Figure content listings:
:::::

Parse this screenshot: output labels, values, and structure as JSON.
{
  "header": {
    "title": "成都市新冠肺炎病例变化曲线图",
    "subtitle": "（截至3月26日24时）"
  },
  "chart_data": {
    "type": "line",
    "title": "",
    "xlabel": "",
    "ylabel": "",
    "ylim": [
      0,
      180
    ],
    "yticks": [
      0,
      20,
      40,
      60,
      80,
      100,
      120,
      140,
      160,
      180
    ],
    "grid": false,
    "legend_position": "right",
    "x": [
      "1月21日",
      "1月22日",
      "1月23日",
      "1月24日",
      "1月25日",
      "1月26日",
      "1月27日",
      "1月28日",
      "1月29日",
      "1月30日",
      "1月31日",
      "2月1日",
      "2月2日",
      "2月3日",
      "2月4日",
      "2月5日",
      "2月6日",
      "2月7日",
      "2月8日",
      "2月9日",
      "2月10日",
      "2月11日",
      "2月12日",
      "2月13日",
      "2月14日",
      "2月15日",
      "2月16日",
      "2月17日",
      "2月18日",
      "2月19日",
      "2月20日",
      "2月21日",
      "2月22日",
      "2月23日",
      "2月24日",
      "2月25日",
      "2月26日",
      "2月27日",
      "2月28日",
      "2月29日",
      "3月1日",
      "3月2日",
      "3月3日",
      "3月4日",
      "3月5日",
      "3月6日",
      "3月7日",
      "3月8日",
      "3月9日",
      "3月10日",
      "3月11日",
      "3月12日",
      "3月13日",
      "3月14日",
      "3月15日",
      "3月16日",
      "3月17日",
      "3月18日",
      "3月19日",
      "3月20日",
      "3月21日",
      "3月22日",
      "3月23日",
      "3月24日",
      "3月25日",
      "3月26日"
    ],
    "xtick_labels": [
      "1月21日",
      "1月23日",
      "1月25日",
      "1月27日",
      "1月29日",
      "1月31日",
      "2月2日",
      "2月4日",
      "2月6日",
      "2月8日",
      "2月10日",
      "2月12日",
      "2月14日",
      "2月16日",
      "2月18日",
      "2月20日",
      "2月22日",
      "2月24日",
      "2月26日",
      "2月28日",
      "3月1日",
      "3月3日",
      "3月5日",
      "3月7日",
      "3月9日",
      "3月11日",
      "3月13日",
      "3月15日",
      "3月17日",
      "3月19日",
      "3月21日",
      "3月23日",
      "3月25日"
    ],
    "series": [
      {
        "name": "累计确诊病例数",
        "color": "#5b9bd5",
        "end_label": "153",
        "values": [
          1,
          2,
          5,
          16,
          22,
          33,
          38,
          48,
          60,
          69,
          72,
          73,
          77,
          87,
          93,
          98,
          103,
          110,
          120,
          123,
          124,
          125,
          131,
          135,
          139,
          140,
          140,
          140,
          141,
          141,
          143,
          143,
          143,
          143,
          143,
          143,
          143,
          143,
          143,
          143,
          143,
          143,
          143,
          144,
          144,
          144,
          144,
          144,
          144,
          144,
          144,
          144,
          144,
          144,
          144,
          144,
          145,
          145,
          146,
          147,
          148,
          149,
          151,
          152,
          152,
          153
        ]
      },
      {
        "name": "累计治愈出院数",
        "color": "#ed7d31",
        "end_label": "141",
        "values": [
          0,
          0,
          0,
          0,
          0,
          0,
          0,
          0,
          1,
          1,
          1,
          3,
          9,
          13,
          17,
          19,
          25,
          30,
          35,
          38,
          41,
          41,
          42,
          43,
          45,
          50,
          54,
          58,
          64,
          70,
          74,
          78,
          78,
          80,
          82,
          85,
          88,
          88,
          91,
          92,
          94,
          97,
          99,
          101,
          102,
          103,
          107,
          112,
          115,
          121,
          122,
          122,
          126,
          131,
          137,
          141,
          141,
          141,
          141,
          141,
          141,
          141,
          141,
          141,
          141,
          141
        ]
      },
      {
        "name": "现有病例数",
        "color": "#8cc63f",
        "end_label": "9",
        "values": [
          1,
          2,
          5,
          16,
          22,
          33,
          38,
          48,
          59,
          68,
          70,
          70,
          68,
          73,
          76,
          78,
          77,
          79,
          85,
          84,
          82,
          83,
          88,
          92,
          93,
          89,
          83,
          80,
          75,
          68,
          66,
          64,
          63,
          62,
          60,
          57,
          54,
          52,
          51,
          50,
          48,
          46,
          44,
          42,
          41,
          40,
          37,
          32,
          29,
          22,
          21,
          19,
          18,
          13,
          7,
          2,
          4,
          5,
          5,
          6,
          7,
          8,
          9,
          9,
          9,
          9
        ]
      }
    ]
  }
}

:::::

__PROMPT__. Copy out the whole listing exactly as written.

__TASK RESULT__.
Parse this screenshot: output labels, values, and structure as JSON.
{
  "header": {
    "title": "成都市新冠肺炎病例变化曲线图",
    "subtitle": "（截至3月26日24时）"
  },
  "chart_data": {
    "type": "line",
    "title": "",
    "xlabel": "",
    "ylabel": "",
    "ylim": [
      0,
      180
    ],
    "yticks": [
      0,
      20,
      40,
      60,
      80,
      100,
      120,
      140,
      160,
      180
    ],
    "grid": false,
    "legend_position": "right",
    "x": [
      "1月21日",
      "1月22日",
      "1月23日",
      "1月24日",
      "1月25日",
      "1月26日",
      "1月27日",
      "1月28日",
      "1月29日",
      "1月30日",
      "1月31日",
      "2月1日",
      "2月2日",
      "2月3日",
      "2月4日",
      "2月5日",
      "2月6日",
      "2月7日",
      "2月8日",
      "2月9日",
      "2月10日",
      "2月11日",
      "2月12日",
      "2月13日",
      "2月14日",
      "2月15日",
      "2月16日",
      "2月17日",
      "2月18日",
      "2月19日",
      "2月20日",
      "2月21日",
      "2月22日",
      "2月23日",
      "2月24日",
      "2月25日",
      "2月26日",
      "2月27日",
      "2月28日",
      "2月29日",
      "3月1日",
      "3月2日",
      "3月3日",
      "3月4日",
      "3月5日",
      "3月6日",
      "3月7日",
      "3月8日",
      "3月9日",
      "3月10日",
      "3月11日",
      "3月12日",
      "3月13日",
      "3月14日",
      "3月15日",
      "3月16日",
      "3月17日",
      "3月18日",
      "3月19日",
      "3月20日",
      "3月21日",
      "3月22日",
      "3月23日",
      "3月24日",
      "3月25日",
      "3月26日"
    ],
    "xtick_labels": [
      "1月21日",
      "1月23日",
      "1月25日",
      "1月27日",
      "1月29日",
      "1月31日",
      "2月2日",
      "2月4日",
      "2月6日",
      "2月8日",
      "2月10日",
      "2月12日",
      "2月14日",
      "2月16日",
      "2月18日",
      "2月20日",
      "2月22日",
      "2月24日",
      "2月26日",
      "2月28日",
      "3月1日",
      "3月3日",
      "3月5日",
      "3月7日",
      "3月9日",
      "3月11日",
      "3月13日",
      "3月15日",
      "3月17日",
      "3月19日",
      "3月21日",
      "3月23日",
      "3月25日"
    ],
    "series": [
      {
        "name": "累计确诊病例数",
        "color": "#5b9bd5",
        "end_label": "153",
        "values": [
          1,
          2,
          5,
          16,
          22,
          33,
          38,
          48,
          60,
          69,
          72,
          73,
          77,
          87,
          93,
          98,
          103,
          110,
          120,
          123,
          124,
          125,
          131,
          135,
          139,
          140,
          140,
          140,
          141,
          141,
          143,
          143,
          143,
          143,
          143,
          143,
          143,
          143,
          143,
          143,
          143,
          143,
          143,
          144,
          144,
          144,
          144,
          144,
          144,
          144,
          144,
          144,
          144,
          144,
          144,
          144,
          145,
          145,
          146,
          147,
          148,
          149,
          151,
          152,
          152,
          153
        ]
      },
      {
        "name": "累计治愈出院数",
        "color": "#ed7d31",
        "end_label": "141",
        "values": [
          0,
          0,
          0,
          0,
          0,
          0,
          0,
          0,
          1,
          1,
          1,
          3,
          9,
          13,
          17,
          19,
          25,
          30,
          35,
          38,
          41,
          41,
          42,
          43,
          45,
          50,
          54,
          58,
          64,
          70,
          74,
          78,
          78,
          80,
          82,
          85,
          88,
          88,
          91,
          92,
          94,
          97,
          99,
          101,
          102,
          103,
          107,
          112,
          115,
          121,
          122,
          122,
          126,
          131,
          137,
          141,
          141,
          141,
          141,
          141,
          141,
          141,
          141,
          141,
          141,
          141
        ]
      },
      {
        "name": "现有病例数",
        "color": "#8cc63f",
        "end_label": "9",
        "values": [
          1,
          2,
          5,
          16,
          22,
          33,
          38,
          48,
          59,
          68,
          70,
          70,
          68,
          73,
          76,
          78,
          77,
          79,
          85,
          84,
          82,
          83,
          88,
          92,
          93,
          89,
          83,
          80,
          75,
          68,
          66,
          64,
          63,
          62,
          60,
          57,
          54,
          52,
          51,
          50,
          48,
          46,
          44,
          42,
          41,
          40,
          37,
          32,
          29,
          22,
          21,
          19,
          18,
          13,
          7,
          2,
          4,
          5,
          5,
          6,
          7,
          8,
          9,
          9,
          9,
          9
        ]
      }
    ]
  }
}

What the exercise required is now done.